DATASET RECORDS:

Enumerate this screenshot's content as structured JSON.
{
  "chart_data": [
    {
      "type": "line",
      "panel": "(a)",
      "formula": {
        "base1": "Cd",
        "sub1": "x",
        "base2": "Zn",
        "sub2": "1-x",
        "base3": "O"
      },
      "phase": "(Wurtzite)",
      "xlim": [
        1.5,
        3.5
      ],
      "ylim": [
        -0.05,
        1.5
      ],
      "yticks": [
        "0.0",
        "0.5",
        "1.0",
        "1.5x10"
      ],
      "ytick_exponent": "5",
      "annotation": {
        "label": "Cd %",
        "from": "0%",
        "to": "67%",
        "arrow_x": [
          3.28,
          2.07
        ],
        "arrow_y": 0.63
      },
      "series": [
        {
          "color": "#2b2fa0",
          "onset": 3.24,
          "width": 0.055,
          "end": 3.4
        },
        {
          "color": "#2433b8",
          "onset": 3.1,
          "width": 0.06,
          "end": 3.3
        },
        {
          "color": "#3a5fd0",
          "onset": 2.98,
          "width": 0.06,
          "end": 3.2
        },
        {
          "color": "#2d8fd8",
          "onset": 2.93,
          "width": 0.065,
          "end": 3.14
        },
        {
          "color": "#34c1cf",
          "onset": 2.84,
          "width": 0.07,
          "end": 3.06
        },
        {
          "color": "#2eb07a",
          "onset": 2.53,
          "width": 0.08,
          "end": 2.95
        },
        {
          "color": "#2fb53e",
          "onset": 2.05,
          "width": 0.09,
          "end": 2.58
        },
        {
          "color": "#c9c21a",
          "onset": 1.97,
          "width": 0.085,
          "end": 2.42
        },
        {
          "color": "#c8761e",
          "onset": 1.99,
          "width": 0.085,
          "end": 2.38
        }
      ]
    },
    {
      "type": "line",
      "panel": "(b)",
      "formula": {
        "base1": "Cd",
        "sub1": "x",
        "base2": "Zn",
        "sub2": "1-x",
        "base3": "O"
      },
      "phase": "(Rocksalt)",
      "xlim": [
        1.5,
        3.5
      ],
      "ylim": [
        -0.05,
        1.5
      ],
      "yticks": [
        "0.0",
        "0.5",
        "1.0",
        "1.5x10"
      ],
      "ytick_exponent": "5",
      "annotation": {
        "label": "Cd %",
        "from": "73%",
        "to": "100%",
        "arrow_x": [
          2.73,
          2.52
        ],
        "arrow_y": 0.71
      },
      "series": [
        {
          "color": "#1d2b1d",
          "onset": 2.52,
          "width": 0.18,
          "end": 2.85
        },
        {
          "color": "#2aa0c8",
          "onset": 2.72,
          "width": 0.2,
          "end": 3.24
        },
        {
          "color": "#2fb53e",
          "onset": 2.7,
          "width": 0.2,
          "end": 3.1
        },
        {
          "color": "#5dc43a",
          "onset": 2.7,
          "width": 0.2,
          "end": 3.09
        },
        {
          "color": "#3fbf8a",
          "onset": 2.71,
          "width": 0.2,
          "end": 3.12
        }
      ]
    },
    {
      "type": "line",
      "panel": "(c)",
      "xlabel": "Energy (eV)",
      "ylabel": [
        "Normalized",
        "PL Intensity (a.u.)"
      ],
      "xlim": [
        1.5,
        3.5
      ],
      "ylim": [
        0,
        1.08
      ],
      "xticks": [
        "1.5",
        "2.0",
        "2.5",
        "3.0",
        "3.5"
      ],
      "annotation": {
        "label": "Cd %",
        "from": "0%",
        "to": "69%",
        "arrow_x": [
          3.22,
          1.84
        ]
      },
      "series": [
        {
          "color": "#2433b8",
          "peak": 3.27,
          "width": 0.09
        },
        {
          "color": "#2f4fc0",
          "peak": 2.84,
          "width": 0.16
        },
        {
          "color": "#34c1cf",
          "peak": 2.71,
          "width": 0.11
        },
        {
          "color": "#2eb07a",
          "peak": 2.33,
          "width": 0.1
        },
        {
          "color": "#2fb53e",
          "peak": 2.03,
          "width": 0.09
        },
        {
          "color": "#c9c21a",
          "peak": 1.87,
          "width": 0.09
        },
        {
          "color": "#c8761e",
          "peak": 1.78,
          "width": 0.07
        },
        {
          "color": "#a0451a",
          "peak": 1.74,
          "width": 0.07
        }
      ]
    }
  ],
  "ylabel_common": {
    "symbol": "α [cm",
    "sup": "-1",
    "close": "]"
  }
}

AIM OF THE TASK:
Write out the full set of records exactly as given.

EXERCISE SOLUTION:
Enumerate this screenshot's content as structured JSON.
{
  "chart_data": [
    {
      "type": "line",
      "panel": "(a)",
      "formula": {
        "base1": "Cd",
        "sub1": "x",
        "base2": "Zn",
        "sub2": "1-x",
        "base3": "O"
      },
      "phase": "(Wurtzite)",
      "xlim": [
        1.5,
        3.5
      ],
      "ylim": [
        -0.05,
        1.5
      ],
      "yticks": [
        "0.0",
        "0.5",
        "1.0",
        "1.5x10"
      ],
      "ytick_exponent": "5",
      "annotation": {
        "label": "Cd %",
        "from": "0%",
        "to": "67%",
        "arrow_x": [
          3.28,
          2.07
        ],
        "arrow_y": 0.63
      },
      "series": [
        {
          "color": "#2b2fa0",
          "onset": 3.24,
          "width": 0.055,
          "end": 3.4
        },
        {
          "color": "#2433b8",
          "onset": 3.1,
          "width": 0.06,
          "end": 3.3
        },
        {
          "color": "#3a5fd0",
          "onset": 2.98,
          "width": 0.06,
          "end": 3.2
        },
        {
          "color": "#2d8fd8",
          "onset": 2.93,
          "width": 0.065,
          "end": 3.14
        },
        {
          "color": "#34c1cf",
          "onset": 2.84,
          "width": 0.07,
          "end": 3.06
        },
        {
          "color": "#2eb07a",
          "onset": 2.53,
          "width": 0.08,
          "end": 2.95
        },
        {
          "color": "#2fb53e",
          "onset": 2.05,
          "width": 0.09,
          "end": 2.58
        },
        {
          "color": "#c9c21a",
          "onset": 1.97,
          "width": 0.085,
          "end": 2.42
        },
        {
          "color": "#c8761e",
          "onset": 1.99,
          "width": 0.085,
          "end": 2.38
        }
      ]
    },
    {
      "type": "line",
      "panel": "(b)",
      "formula": {
        "base1": "Cd",
        "sub1": "x",
        "base2": "Zn",
        "sub2": "1-x",
        "base3": "O"
      },
      "phase": "(Rocksalt)",
      "xlim": [
        1.5,
        3.5
      ],
      "ylim": [
        -0.05,
        1.5
      ],
      "yticks": [
        "0.0",
        "0.5",
        "1.0",
        "1.5x10"
      ],
      "ytick_exponent": "5",
      "annotation": {
        "label": "Cd %",
        "from": "73%",
        "to": "100%",
        "arrow_x": [
          2.73,
          2.52
        ],
        "arrow_y": 0.71
      },
      "series": [
        {
          "color": "#1d2b1d",
          "onset": 2.52,
          "width": 0.18,
          "end": 2.85
        },
        {
          "color": "#2aa0c8",
          "onset": 2.72,
          "width": 0.2,
          "end": 3.24
        },
        {
          "color": "#2fb53e",
          "onset": 2.7,
          "width": 0.2,
          "end": 3.1
        },
        {
          "color": "#5dc43a",
          "onset": 2.7,
          "width": 0.2,
          "end": 3.09
        },
        {
          "color": "#3fbf8a",
          "onset": 2.71,
          "width": 0.2,
          "end": 3.12
        }
      ]
    },
    {
      "type": "line",
      "panel": "(c)",
      "xlabel": "Energy (eV)",
      "ylabel": [
        "Normalized",
        "PL Intensity (a.u.)"
      ],
      "xlim": [
        1.5,
        3.5
      ],
      "ylim": [
        0,
        1.08
      ],
      "xticks": [
        "1.5",
        "2.0",
        "2.5",
        "3.0",
        "3.5"
      ],
      "annotation": {
        "label": "Cd %",
        "from": "0%",
        "to": "69%",
        "arrow_x": [
          3.22,
          1.84
        ]
      },
      "series": [
        {
          "color": "#2433b8",
          "peak": 3.27,
          "width": 0.09
        },
        {
          "color": "#2f4fc0",
          "peak": 2.84,
          "width": 0.16
        },
        {
          "color": "#34c1cf",
          "peak": 2.71,
          "width": 0.11
        },
        {
          "color": "#2eb07a",
          "peak": 2.33,
          "width": 0.1
        },
        {
          "color": "#2fb53e",
          "peak": 2.03,
          "width": 0.09
        },
        {
          "color": "#c9c21a",
          "peak": 1.87,
          "width": 0.09
        },
        {
          "color": "#c8761e",
          "peak": 1.78,
          "width": 0.07
        },
        {
          "color": "#a0451a",
          "peak": 1.74,
          "width": 0.07
        }
      ]
    }
  ],
  "ylabel_common": {
    "symbol": "α [cm",
    "sup": "-1",
    "close": "]"
  }
}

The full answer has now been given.